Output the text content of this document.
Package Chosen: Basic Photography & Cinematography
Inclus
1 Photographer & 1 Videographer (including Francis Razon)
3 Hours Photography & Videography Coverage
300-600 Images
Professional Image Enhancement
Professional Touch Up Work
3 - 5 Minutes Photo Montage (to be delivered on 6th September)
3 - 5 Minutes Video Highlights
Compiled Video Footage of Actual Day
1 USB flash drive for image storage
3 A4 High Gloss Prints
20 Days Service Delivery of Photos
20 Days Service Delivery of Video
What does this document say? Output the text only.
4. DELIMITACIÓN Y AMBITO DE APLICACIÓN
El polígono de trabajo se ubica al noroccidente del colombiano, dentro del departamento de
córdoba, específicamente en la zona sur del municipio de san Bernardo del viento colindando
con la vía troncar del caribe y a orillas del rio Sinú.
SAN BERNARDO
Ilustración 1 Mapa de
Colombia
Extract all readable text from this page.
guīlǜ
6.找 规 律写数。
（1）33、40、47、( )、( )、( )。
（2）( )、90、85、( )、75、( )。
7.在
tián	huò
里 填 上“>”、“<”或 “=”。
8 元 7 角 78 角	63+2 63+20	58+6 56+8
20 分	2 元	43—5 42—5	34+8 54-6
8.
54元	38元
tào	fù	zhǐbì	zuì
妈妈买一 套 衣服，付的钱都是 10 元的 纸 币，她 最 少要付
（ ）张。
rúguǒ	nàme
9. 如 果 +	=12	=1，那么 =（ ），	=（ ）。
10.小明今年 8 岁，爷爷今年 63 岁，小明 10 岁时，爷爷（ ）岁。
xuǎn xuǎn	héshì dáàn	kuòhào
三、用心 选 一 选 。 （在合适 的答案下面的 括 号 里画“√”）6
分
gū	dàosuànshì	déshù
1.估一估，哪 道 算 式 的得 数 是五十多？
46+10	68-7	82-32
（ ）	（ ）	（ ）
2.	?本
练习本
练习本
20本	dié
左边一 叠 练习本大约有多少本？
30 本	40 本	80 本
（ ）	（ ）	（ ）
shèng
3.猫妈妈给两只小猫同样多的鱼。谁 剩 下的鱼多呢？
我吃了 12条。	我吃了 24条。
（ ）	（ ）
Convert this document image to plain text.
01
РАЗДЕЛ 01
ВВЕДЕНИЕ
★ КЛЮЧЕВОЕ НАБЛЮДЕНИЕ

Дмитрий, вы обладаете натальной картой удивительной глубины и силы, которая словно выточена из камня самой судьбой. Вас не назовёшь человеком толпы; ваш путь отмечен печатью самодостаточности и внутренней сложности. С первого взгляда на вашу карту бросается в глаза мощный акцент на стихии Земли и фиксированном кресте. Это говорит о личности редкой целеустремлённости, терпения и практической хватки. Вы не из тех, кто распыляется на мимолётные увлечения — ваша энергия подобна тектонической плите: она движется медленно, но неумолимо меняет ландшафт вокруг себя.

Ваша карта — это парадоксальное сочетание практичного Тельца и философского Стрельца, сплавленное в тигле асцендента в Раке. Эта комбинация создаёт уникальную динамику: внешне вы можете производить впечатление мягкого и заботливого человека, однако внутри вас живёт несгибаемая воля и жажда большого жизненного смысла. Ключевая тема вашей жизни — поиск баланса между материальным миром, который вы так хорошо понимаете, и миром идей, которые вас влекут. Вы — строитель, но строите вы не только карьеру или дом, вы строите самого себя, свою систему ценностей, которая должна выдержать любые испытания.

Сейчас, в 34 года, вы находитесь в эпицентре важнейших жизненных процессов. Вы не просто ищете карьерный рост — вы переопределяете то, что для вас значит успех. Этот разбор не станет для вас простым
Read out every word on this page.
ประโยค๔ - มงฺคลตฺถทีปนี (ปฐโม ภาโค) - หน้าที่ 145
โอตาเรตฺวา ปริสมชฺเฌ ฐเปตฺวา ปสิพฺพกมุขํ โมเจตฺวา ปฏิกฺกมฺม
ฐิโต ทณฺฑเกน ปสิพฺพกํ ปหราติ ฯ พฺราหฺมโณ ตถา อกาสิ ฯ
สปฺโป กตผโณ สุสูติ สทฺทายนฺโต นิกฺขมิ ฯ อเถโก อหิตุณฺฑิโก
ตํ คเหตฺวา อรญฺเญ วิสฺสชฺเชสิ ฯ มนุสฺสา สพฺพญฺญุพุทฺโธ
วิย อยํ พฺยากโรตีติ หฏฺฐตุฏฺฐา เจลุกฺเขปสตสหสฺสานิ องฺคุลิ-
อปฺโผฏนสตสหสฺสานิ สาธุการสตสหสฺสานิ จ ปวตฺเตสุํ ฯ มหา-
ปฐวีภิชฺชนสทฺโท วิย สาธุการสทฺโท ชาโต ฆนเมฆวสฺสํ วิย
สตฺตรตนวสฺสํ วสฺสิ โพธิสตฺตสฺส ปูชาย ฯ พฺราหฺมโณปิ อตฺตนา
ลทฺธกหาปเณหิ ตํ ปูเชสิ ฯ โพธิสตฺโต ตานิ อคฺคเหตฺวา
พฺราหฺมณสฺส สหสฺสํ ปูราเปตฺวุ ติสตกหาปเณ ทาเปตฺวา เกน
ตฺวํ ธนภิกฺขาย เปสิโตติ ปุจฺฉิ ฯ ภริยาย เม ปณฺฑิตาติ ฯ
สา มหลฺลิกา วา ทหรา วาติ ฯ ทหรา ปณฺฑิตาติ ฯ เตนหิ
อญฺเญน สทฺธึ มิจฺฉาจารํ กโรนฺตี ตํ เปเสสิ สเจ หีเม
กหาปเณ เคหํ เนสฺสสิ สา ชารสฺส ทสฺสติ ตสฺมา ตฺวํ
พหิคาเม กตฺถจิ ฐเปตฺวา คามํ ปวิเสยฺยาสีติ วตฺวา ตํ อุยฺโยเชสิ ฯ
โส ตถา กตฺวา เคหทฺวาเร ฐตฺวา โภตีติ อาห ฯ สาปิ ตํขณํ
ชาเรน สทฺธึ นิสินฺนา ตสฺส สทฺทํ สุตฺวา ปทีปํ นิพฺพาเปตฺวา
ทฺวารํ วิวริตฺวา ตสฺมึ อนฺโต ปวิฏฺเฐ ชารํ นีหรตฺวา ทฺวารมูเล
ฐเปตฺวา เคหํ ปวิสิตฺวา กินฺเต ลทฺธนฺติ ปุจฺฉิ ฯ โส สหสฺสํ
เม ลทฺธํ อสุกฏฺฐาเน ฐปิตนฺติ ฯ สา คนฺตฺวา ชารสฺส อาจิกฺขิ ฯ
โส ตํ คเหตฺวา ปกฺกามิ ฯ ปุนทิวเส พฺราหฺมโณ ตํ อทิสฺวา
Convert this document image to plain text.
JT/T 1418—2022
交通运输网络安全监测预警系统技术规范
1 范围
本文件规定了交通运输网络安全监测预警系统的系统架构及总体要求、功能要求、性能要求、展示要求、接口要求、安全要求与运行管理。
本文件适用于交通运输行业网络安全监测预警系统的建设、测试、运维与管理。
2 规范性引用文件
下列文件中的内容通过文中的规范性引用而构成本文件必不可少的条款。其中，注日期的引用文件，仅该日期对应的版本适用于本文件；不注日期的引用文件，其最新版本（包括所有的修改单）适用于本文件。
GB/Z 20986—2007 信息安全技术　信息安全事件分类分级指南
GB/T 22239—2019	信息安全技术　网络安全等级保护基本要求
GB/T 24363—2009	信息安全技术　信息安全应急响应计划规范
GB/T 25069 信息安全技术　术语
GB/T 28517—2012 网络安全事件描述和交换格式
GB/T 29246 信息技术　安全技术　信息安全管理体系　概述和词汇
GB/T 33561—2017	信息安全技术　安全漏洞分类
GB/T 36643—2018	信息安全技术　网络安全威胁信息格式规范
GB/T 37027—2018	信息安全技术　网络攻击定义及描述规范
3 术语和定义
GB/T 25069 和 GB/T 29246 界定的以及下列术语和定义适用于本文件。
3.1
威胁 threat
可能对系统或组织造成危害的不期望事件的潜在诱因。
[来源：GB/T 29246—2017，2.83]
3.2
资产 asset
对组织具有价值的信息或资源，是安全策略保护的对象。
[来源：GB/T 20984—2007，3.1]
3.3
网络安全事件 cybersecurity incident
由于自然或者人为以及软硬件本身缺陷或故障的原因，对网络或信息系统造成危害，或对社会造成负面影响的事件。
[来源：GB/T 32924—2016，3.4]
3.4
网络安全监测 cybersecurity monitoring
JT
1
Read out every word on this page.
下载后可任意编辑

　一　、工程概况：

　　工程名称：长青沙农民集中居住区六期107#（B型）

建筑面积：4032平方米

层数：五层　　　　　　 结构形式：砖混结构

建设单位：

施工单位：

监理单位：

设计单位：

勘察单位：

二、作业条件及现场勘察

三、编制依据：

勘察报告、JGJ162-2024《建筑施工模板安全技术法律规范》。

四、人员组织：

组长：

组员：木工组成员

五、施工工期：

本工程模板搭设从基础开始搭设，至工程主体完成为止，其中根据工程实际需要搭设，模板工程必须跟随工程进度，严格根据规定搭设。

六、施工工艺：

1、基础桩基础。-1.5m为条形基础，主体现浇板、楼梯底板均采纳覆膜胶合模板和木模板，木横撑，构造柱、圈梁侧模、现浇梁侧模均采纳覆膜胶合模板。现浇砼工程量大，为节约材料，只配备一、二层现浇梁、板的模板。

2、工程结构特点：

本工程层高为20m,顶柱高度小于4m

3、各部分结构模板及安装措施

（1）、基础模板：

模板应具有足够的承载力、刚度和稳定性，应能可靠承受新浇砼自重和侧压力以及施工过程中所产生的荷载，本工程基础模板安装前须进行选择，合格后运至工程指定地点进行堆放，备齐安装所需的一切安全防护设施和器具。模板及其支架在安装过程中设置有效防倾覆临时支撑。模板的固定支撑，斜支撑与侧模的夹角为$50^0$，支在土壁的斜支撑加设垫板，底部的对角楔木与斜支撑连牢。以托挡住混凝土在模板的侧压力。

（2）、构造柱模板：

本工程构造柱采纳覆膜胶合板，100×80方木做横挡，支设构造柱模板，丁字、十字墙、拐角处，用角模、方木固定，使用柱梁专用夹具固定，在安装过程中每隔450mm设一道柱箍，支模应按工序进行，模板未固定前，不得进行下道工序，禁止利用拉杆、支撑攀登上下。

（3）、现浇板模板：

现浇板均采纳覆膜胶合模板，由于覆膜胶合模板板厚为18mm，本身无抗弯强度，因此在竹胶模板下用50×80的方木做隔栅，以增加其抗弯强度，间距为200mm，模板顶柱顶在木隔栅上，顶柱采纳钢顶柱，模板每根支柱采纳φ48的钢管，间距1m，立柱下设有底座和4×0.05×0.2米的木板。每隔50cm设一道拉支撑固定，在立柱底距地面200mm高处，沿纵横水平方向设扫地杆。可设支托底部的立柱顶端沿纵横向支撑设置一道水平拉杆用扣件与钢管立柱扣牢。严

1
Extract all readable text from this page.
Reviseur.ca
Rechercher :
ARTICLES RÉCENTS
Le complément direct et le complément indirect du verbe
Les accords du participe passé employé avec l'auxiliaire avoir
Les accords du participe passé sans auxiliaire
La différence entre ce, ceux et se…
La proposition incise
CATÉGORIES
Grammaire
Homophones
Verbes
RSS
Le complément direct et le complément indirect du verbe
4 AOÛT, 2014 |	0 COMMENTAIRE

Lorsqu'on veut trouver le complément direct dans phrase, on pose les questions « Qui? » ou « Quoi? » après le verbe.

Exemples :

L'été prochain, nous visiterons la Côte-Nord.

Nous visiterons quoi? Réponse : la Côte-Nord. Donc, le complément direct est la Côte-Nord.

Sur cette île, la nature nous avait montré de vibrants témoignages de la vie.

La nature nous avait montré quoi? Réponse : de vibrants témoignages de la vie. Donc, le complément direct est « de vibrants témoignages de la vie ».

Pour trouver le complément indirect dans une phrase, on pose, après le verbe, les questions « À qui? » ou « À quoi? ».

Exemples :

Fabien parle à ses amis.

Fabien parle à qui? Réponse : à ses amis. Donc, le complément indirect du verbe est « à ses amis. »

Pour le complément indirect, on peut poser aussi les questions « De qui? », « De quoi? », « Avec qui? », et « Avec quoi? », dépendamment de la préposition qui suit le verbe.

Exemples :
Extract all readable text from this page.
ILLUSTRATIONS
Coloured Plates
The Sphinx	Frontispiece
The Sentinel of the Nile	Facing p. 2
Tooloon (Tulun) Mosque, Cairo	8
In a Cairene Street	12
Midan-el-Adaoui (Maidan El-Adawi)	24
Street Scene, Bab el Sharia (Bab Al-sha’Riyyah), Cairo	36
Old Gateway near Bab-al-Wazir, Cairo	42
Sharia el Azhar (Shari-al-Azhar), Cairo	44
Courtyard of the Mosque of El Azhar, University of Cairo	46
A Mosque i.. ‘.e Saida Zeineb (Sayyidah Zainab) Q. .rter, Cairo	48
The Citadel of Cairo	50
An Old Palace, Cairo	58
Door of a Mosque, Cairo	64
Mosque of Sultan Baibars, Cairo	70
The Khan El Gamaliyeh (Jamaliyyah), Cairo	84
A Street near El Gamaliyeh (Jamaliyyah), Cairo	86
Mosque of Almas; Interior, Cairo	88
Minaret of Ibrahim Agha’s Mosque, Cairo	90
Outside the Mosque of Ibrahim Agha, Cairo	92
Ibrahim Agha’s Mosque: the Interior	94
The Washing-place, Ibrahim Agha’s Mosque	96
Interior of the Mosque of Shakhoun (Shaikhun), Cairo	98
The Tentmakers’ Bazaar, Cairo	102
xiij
• • • • •
◆ AIM OF THE TASK
Only the number is required: the count of lines containing the word "trouver".

◆ WRITTEN SOLUTION
2